↓↓↓
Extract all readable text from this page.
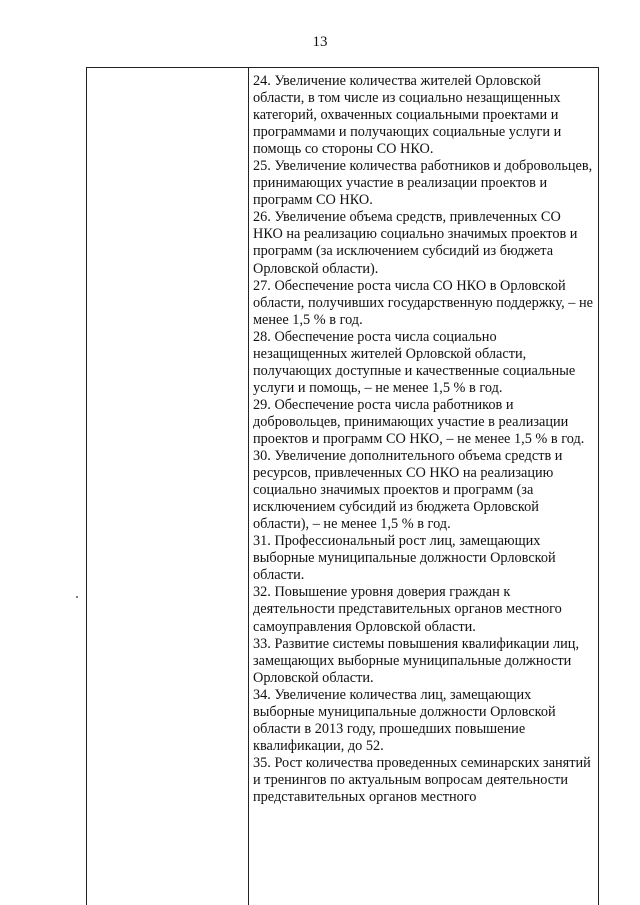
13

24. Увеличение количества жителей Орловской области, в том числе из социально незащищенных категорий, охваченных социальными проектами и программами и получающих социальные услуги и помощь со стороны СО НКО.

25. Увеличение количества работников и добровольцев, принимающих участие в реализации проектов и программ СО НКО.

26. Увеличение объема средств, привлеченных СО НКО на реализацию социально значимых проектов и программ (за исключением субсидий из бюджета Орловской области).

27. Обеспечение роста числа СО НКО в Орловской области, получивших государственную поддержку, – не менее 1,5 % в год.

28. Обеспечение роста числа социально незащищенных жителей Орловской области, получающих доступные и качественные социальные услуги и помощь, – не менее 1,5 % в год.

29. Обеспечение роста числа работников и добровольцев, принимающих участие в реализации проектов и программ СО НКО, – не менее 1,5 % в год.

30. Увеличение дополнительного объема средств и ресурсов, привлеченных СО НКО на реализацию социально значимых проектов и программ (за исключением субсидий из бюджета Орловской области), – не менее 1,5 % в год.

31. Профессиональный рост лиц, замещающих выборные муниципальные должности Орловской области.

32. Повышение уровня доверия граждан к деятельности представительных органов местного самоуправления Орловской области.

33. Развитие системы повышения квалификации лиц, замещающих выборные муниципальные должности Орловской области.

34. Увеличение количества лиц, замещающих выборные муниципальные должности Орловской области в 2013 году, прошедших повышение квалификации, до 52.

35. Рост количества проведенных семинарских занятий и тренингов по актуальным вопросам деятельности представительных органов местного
↑↑↑
- STATED GOAL: Extract the full listing above verbatim; pictures are to be left out of the copy.

- RESULT FOR THIS TASK:
Extract all readable text from this page.
13

24. Увеличение количества жителей Орловской области, в том числе из социально незащищенных категорий, охваченных социальными проектами и программами и получающих социальные услуги и помощь со стороны СО НКО.

25. Увеличение количества работников и добровольцев, принимающих участие в реализации проектов и программ СО НКО.

26. Увеличение объема средств, привлеченных СО НКО на реализацию социально значимых проектов и программ (за исключением субсидий из бюджета Орловской области).

27. Обеспечение роста числа СО НКО в Орловской области, получивших государственную поддержку, – не менее 1,5 % в год.

28. Обеспечение роста числа социально незащищенных жителей Орловской области, получающих доступные и качественные социальные услуги и помощь, – не менее 1,5 % в год.

29. Обеспечение роста числа работников и добровольцев, принимающих участие в реализации проектов и программ СО НКО, – не менее 1,5 % в год.

30. Увеличение дополнительного объема средств и ресурсов, привлеченных СО НКО на реализацию социально значимых проектов и программ (за исключением субсидий из бюджета Орловской области), – не менее 1,5 % в год.

31. Профессиональный рост лиц, замещающих выборные муниципальные должности Орловской области.

32. Повышение уровня доверия граждан к деятельности представительных органов местного самоуправления Орловской области.

33. Развитие системы повышения квалификации лиц, замещающих выборные муниципальные должности Орловской области.

34. Увеличение количества лиц, замещающих выборные муниципальные должности Орловской области в 2013 году, прошедших повышение квалификации, до 52.

35. Рост количества проведенных семинарских занятий и тренингов по актуальным вопросам деятельности представительных органов местного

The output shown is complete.